* _What you are asked to do_
Find the lines below that contain the string "群团组织". Copy each one.

* _Data provided_
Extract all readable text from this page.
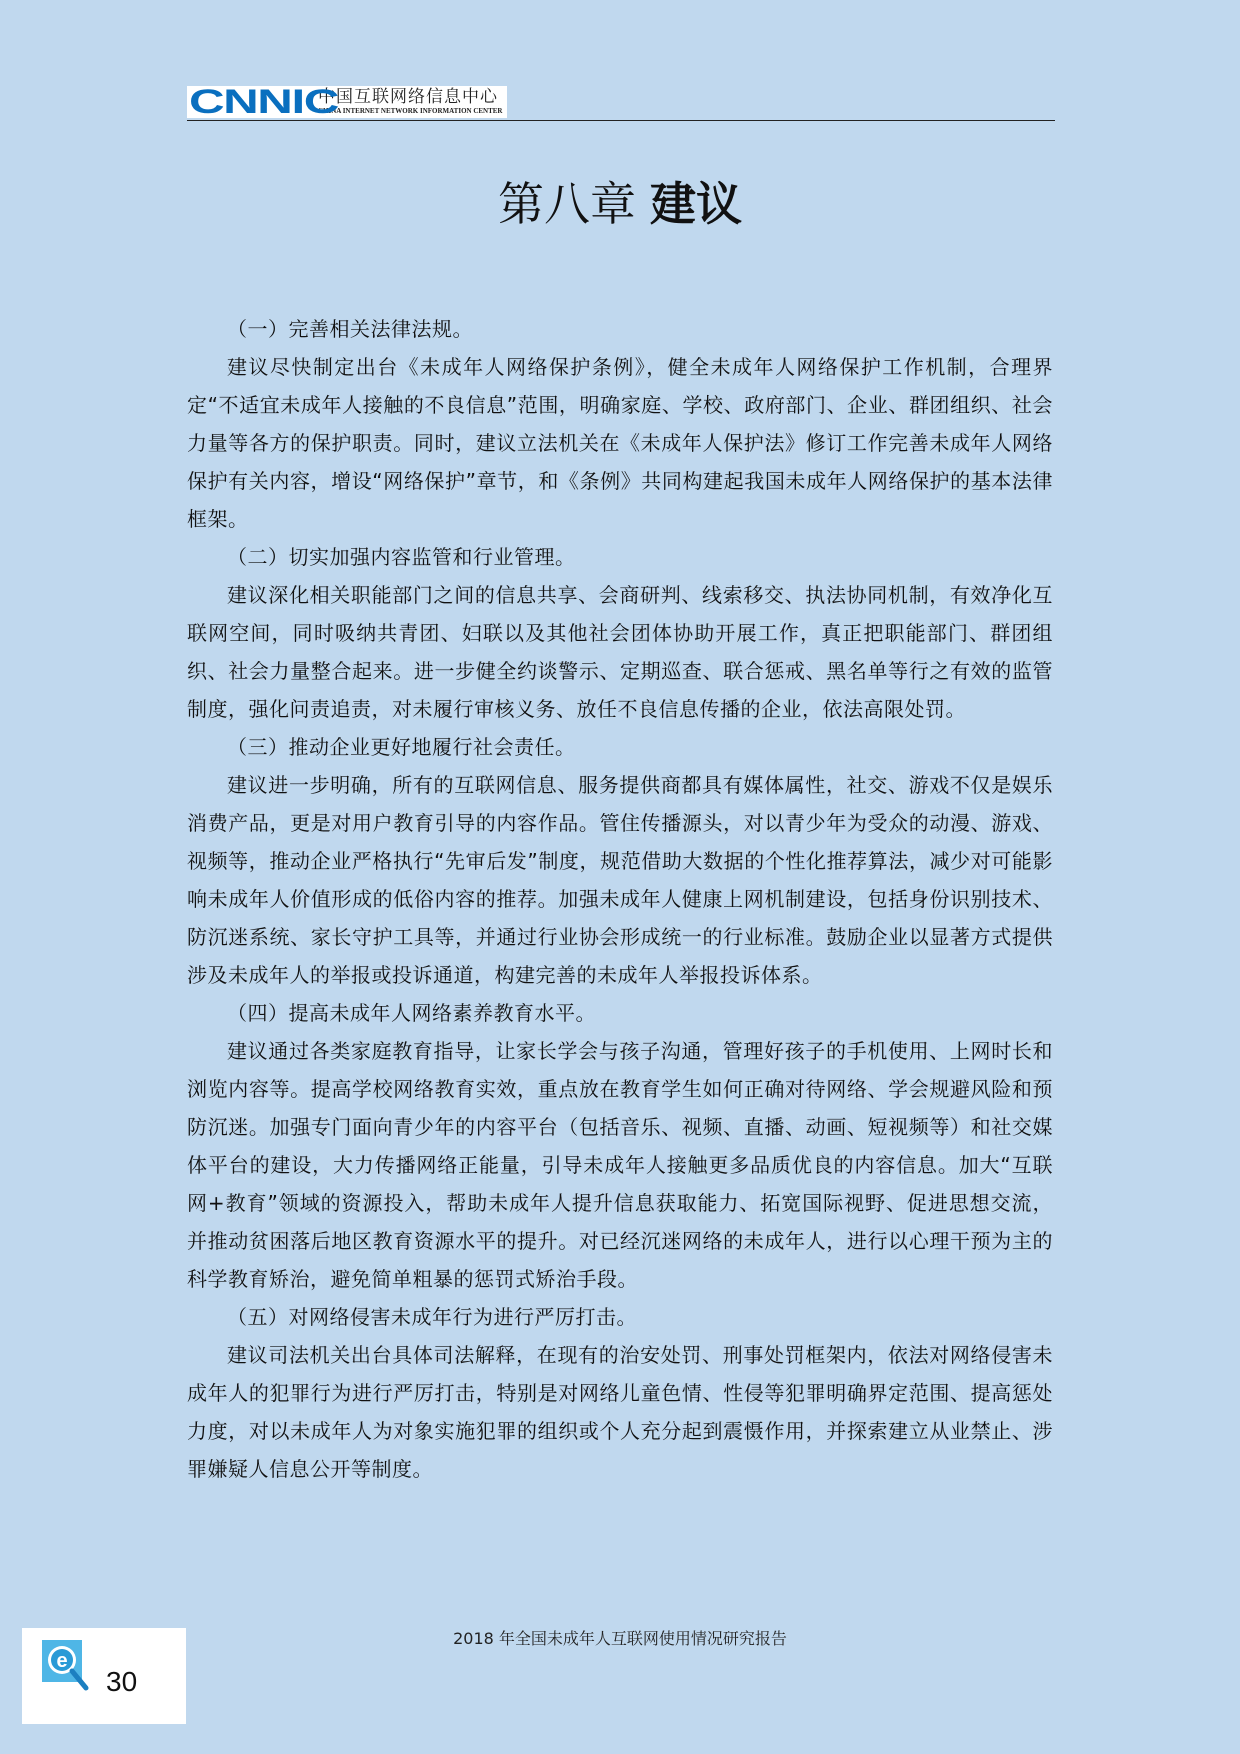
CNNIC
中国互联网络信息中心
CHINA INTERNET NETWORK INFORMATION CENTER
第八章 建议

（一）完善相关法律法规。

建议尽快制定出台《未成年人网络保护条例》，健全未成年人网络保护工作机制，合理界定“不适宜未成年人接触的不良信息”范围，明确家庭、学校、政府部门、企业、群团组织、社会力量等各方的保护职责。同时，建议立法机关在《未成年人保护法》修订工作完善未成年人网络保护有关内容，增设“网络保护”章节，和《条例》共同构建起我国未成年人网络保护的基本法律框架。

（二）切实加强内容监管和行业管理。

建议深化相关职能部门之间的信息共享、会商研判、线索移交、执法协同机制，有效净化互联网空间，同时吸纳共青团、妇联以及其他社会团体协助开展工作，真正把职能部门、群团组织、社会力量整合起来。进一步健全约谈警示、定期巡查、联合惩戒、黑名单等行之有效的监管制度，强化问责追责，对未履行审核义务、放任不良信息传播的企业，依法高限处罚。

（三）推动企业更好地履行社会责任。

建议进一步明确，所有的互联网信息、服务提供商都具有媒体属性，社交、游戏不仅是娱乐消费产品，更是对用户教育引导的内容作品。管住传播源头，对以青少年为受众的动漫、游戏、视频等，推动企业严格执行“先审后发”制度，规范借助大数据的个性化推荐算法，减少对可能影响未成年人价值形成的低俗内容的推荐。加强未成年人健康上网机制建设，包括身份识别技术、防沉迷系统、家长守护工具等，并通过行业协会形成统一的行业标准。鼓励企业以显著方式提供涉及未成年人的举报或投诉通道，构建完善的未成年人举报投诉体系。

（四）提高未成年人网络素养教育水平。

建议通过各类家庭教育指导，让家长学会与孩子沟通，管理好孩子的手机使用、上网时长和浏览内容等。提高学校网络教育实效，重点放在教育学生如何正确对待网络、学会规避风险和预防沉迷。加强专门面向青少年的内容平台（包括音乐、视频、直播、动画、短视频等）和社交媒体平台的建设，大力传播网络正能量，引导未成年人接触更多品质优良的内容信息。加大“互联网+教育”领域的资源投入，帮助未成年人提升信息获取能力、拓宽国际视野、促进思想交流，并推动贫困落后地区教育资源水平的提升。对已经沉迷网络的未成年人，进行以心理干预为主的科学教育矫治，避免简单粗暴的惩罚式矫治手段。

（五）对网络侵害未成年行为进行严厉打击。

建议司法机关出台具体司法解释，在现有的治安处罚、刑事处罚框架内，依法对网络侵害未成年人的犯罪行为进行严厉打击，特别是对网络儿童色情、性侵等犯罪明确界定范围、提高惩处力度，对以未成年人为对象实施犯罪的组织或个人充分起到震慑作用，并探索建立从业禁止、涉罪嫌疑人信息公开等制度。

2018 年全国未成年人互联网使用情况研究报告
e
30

* _Exercise result_
建议尽快制定出台《未成年人网络保护条例》，健全未成年人网络保护工作机制，合理界定“不适宜未成年人接触的不良信息”范围，明确家庭、学校、政府部门、企业、群团组织、社会力量等各方的保护职责。同时，建议立法机关在《未成年人保护法》修订工作完善未成年人网络保护有关内容，增设“网络保护”章节，和《条例》共同构建起我国未成年人网络保护的基本法律框架。
建议深化相关职能部门之间的信息共享、会商研判、线索移交、执法协同机制，有效净化互联网空间，同时吸纳共青团、妇联以及其他社会团体协助开展工作，真正把职能部门、群团组织、社会力量整合起来。进一步健全约谈警示、定期巡查、联合惩戒、黑名单等行之有效的监管制度，强化问责追责，对未履行审核义务、放任不良信息传播的企业，依法高限处罚。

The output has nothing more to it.